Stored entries
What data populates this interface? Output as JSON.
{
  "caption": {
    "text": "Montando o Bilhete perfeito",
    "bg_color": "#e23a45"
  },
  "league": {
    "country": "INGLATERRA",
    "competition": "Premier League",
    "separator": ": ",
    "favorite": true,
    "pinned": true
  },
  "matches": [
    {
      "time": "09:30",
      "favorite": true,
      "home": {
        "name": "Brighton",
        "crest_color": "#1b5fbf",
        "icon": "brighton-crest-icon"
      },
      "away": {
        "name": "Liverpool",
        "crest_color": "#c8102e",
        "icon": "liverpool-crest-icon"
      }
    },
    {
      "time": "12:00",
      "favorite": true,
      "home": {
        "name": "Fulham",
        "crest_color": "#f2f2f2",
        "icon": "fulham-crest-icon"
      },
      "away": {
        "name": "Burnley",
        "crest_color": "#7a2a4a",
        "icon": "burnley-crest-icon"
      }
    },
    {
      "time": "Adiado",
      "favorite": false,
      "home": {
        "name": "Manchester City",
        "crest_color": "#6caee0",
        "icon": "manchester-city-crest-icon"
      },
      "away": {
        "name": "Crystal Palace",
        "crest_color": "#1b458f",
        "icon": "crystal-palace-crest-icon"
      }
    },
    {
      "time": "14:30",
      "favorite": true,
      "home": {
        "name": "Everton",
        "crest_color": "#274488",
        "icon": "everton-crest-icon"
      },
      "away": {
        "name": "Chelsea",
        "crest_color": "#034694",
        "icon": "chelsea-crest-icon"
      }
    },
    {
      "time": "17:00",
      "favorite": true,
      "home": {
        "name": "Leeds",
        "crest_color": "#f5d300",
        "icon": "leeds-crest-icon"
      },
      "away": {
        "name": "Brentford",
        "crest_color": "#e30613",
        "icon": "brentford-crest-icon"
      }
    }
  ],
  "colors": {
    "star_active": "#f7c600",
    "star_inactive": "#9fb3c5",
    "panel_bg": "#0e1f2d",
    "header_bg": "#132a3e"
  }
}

*Goal*:
Give the data again, exactly as it stands.

*Problem solution*:
What data populates this interface? Output as JSON.
{
  "caption": {
    "text": "Montando o Bilhete perfeito",
    "bg_color": "#e23a45"
  },
  "league": {
    "country": "INGLATERRA",
    "competition": "Premier League",
    "separator": ": ",
    "favorite": true,
    "pinned": true
  },
  "matches": [
    {
      "time": "09:30",
      "favorite": true,
      "home": {
        "name": "Brighton",
        "crest_color": "#1b5fbf",
        "icon": "brighton-crest-icon"
      },
      "away": {
        "name": "Liverpool",
        "crest_color": "#c8102e",
        "icon": "liverpool-crest-icon"
      }
    },
    {
      "time": "12:00",
      "favorite": true,
      "home": {
        "name": "Fulham",
        "crest_color": "#f2f2f2",
        "icon": "fulham-crest-icon"
      },
      "away": {
        "name": "Burnley",
        "crest_color": "#7a2a4a",
        "icon": "burnley-crest-icon"
      }
    },
    {
      "time": "Adiado",
      "favorite": false,
      "home": {
        "name": "Manchester City",
        "crest_color": "#6caee0",
        "icon": "manchester-city-crest-icon"
      },
      "away": {
        "name": "Crystal Palace",
        "crest_color": "#1b458f",
        "icon": "crystal-palace-crest-icon"
      }
    },
    {
      "time": "14:30",
      "favorite": true,
      "home": {
        "name": "Everton",
        "crest_color": "#274488",
        "icon": "everton-crest-icon"
      },
      "away": {
        "name": "Chelsea",
        "crest_color": "#034694",
        "icon": "chelsea-crest-icon"
      }
    },
    {
      "time": "17:00",
      "favorite": true,
      "home": {
        "name": "Leeds",
        "crest_color": "#f5d300",
        "icon": "leeds-crest-icon"
      },
      "away": {
        "name": "Brentford",
        "crest_color": "#e30613",
        "icon": "brentford-crest-icon"
      }
    }
  ],
  "colors": {
    "star_active": "#f7c600",
    "star_inactive": "#9fb3c5",
    "panel_bg": "#0e1f2d",
    "header_bg": "#132a3e"
  }
}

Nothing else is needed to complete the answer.